WHAT TO WORK ON: Each line containing the word "服务于病人开口前" must be reported.
####################
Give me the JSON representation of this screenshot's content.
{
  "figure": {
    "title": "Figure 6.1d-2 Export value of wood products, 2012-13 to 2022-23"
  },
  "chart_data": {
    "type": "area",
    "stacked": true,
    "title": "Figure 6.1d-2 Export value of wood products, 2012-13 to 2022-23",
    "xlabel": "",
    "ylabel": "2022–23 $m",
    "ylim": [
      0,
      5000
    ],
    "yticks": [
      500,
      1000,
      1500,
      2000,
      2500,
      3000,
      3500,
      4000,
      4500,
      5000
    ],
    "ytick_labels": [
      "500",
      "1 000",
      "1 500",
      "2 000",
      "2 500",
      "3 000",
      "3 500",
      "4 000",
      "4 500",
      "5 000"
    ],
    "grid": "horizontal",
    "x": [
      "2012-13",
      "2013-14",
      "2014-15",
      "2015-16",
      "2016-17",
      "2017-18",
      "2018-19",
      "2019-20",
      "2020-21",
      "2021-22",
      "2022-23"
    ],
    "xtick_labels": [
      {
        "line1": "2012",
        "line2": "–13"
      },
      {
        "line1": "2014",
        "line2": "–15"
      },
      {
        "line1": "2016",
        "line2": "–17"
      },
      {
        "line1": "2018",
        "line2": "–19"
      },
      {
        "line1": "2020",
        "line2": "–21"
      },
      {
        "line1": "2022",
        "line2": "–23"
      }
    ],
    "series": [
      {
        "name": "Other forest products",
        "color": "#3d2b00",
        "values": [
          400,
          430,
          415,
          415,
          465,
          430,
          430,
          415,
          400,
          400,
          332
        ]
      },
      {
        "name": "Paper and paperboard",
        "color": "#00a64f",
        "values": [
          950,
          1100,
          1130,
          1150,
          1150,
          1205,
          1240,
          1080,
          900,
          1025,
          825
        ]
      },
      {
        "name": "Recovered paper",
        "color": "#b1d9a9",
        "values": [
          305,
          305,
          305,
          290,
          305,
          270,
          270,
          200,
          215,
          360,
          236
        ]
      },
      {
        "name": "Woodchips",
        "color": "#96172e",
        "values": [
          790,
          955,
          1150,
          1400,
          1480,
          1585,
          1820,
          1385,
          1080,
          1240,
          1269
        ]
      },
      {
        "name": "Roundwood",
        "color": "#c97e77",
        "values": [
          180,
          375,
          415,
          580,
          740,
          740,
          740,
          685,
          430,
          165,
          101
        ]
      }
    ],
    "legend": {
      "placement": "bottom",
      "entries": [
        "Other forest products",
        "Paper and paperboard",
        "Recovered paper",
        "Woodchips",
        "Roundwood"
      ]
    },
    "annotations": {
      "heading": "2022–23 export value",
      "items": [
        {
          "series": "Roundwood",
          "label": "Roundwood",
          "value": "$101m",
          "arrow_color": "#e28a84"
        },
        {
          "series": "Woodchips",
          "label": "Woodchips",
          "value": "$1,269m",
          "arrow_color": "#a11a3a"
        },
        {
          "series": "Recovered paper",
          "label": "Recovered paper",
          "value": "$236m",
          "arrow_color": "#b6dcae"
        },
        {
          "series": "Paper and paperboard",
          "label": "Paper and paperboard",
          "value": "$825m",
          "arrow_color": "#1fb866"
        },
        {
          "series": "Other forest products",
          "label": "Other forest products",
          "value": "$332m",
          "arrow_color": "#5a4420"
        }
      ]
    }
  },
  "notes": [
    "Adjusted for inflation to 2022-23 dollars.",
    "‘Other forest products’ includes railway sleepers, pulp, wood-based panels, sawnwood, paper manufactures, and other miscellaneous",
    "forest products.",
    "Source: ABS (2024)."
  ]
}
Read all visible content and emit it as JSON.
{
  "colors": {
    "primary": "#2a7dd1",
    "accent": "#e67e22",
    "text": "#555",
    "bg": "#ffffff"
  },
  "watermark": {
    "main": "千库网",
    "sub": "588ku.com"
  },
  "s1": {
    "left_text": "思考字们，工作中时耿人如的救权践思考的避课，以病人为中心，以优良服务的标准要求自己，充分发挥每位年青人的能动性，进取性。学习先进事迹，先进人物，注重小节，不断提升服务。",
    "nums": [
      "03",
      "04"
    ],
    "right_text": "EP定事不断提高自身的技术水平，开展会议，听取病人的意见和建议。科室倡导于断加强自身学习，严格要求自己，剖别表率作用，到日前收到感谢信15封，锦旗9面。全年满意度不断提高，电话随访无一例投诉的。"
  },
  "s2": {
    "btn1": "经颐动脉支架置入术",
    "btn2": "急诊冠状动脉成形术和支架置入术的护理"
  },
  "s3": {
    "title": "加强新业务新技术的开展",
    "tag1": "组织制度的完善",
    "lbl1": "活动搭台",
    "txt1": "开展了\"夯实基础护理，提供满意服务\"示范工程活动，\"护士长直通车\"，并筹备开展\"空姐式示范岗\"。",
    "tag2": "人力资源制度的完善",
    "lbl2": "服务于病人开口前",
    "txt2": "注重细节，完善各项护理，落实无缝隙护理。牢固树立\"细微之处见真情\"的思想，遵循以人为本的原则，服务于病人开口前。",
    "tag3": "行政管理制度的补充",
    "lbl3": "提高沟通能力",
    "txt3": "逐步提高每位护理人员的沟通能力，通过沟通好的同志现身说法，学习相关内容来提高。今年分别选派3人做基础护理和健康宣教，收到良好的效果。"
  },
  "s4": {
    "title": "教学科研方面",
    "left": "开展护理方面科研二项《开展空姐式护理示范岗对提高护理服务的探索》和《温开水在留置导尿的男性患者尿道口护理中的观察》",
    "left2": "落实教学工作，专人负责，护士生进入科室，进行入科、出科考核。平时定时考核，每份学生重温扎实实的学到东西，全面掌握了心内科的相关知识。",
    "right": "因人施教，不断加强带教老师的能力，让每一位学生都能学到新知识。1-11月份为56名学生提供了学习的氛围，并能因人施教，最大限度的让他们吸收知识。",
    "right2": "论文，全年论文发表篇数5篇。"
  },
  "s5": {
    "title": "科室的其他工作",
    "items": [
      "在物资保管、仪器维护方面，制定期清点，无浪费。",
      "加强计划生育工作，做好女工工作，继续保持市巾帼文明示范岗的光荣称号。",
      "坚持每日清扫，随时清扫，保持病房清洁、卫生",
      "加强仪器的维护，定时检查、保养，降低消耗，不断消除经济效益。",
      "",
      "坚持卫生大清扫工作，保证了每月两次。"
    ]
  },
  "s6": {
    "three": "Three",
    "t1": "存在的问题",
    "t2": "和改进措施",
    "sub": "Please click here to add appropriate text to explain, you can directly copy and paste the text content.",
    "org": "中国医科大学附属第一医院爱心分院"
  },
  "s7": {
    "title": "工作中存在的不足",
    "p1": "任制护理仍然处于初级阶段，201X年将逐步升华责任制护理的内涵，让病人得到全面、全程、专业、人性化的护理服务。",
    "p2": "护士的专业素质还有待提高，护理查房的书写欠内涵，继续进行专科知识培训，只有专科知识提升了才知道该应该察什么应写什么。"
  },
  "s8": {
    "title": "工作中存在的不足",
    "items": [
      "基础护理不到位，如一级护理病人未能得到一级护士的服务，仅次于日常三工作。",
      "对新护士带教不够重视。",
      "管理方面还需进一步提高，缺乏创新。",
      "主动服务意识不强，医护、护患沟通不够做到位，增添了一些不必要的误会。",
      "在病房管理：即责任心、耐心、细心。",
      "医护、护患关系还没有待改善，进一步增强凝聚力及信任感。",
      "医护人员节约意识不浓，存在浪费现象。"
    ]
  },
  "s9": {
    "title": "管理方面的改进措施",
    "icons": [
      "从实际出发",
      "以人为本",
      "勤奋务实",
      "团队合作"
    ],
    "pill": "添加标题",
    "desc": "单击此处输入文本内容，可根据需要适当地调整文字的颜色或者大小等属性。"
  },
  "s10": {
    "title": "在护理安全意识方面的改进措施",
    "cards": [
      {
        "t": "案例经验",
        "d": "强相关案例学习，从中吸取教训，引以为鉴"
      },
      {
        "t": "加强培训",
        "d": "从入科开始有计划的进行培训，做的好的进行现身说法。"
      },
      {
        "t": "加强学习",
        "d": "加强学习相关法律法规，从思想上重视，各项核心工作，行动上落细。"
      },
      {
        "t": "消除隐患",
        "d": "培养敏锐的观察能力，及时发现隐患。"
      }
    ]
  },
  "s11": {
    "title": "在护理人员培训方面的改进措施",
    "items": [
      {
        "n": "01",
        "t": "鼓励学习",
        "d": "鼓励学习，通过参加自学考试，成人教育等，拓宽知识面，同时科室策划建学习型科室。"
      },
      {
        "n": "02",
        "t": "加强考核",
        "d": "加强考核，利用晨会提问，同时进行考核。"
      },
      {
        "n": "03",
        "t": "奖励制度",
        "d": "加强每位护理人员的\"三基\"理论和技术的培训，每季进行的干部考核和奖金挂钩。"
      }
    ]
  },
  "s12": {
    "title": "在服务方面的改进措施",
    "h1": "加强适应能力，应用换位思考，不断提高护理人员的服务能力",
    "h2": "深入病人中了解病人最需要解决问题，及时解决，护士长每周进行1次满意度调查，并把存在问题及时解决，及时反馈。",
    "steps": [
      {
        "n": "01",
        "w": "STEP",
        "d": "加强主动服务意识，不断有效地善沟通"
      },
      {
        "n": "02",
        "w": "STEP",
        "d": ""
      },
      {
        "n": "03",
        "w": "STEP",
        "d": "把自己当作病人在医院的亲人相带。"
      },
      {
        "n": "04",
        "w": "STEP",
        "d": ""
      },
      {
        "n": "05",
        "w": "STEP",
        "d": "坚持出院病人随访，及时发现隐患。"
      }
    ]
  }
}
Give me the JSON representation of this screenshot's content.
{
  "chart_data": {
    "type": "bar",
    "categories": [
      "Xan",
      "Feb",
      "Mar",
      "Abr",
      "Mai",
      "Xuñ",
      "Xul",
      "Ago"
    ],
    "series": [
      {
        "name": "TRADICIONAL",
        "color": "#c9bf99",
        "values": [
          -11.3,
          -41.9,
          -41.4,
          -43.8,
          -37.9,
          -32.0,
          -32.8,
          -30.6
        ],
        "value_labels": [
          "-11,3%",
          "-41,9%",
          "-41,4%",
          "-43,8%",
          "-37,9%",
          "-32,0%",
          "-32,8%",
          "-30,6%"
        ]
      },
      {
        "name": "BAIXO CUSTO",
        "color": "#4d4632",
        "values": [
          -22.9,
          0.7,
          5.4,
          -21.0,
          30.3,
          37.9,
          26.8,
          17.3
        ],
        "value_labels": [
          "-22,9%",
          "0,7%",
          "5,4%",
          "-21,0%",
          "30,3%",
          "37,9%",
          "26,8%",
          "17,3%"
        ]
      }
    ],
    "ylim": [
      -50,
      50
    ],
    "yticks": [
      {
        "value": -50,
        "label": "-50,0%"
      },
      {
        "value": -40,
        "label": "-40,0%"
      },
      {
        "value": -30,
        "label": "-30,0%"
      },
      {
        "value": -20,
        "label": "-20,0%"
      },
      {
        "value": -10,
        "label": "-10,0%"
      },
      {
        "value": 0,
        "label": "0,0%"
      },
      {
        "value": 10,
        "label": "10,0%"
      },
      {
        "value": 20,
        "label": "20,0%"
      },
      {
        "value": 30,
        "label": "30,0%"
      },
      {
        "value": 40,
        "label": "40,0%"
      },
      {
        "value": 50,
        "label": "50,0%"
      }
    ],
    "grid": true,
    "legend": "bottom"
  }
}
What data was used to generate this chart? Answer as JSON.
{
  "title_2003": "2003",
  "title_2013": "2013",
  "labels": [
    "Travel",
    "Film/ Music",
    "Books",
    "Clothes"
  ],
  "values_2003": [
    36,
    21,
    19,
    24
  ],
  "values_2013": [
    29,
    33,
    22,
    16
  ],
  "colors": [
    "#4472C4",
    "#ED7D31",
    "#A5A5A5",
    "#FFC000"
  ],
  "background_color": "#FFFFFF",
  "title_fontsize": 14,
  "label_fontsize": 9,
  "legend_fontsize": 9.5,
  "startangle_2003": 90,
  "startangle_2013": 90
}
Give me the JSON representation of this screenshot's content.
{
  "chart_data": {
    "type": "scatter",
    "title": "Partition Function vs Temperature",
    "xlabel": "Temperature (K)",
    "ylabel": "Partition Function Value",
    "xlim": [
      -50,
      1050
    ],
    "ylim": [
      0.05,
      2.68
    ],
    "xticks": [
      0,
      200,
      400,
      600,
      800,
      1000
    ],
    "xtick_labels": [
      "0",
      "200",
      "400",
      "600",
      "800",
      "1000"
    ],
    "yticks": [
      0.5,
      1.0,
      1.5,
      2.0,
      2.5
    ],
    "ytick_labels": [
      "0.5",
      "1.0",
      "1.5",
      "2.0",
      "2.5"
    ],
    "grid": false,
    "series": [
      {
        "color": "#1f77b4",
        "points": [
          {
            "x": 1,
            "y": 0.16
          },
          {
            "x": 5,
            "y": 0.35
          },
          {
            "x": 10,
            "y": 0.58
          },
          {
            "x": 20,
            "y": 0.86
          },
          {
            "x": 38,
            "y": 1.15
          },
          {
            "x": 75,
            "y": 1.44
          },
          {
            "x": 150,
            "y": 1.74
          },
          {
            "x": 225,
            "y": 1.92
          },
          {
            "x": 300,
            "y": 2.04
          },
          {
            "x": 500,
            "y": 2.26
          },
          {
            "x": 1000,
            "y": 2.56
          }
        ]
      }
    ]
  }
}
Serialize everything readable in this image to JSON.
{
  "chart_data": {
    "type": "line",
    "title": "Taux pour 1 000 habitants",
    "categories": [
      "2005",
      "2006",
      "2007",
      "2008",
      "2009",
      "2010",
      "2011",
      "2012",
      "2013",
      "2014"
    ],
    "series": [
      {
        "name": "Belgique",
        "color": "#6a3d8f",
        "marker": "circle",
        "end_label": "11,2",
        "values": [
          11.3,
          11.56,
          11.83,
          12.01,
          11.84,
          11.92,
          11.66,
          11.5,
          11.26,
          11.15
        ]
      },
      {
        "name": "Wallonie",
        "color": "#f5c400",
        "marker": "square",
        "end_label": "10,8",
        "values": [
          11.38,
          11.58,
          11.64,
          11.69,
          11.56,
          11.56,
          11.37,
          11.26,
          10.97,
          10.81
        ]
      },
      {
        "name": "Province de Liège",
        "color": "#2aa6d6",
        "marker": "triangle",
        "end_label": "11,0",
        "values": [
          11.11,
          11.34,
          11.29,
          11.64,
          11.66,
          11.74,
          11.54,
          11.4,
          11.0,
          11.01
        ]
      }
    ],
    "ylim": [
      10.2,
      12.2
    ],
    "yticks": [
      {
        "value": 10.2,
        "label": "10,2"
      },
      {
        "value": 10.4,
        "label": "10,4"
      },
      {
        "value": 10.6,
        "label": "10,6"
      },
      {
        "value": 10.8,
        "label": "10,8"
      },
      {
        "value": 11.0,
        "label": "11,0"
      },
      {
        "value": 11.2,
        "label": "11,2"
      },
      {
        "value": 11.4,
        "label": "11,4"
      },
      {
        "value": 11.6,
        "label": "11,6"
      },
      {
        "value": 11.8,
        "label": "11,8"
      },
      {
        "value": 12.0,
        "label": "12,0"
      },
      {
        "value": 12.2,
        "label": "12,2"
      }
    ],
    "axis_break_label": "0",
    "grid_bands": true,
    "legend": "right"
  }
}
####################
ANSWER FOR THE TASK:
    "lbl2": "服务于病人开口前",
    "txt2": "注重细节，完善各项护理，落实无缝隙护理。牢固树立\"细微之处见真情\"的思想，遵循以人为本的原则，服务于病人开口前。",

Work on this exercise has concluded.